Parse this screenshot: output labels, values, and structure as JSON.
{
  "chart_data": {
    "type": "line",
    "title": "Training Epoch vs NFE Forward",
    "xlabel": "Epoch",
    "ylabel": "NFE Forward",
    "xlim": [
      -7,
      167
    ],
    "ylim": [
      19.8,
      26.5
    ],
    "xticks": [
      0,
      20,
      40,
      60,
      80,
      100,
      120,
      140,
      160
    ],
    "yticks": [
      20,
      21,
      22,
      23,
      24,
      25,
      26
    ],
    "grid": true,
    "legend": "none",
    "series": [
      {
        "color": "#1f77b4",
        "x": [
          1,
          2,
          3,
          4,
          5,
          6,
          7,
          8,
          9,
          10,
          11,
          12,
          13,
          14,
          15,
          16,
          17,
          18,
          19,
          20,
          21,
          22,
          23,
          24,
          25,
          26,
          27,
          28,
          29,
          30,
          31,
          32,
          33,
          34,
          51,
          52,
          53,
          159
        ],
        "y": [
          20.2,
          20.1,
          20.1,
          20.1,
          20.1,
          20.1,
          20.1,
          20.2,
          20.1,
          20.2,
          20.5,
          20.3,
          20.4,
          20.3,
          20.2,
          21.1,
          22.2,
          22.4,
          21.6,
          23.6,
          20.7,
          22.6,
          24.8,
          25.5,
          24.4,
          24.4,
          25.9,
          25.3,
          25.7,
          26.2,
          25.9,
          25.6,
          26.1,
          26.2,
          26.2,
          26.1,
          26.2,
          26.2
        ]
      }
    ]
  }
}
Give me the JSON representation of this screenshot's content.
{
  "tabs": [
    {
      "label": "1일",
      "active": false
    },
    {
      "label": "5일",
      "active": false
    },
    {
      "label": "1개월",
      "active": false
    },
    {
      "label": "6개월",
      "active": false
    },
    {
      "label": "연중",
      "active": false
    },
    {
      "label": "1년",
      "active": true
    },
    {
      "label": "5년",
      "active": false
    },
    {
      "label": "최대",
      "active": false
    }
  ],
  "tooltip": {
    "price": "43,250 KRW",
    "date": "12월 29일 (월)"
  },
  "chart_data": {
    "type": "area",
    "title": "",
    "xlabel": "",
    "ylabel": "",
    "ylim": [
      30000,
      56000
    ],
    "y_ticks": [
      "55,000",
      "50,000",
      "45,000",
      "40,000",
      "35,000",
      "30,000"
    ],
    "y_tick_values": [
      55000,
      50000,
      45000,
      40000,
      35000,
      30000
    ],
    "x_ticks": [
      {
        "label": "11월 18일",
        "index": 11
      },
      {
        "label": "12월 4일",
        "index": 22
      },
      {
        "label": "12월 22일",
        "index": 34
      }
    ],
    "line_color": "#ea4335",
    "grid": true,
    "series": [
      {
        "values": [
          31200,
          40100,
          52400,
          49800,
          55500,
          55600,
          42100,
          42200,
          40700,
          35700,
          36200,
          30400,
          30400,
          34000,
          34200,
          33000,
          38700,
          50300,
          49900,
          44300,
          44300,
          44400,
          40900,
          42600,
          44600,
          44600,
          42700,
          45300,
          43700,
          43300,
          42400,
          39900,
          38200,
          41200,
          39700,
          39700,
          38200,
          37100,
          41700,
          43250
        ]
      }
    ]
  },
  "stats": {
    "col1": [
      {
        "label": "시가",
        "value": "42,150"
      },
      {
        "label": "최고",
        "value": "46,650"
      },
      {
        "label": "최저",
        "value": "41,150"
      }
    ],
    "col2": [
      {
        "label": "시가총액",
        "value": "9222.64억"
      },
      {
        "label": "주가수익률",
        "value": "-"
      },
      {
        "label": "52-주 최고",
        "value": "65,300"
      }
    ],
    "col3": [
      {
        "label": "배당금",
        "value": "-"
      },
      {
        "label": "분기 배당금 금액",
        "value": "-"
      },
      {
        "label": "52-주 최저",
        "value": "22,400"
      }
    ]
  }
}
________
**WRITTEN EXERCISE**
Copy out the lines in which the string "screenshot" appears.

**EXPECTED OUTPUT**
Parse this screenshot: output labels, values, and structure as JSON.
Give me the JSON representation of this screenshot's content.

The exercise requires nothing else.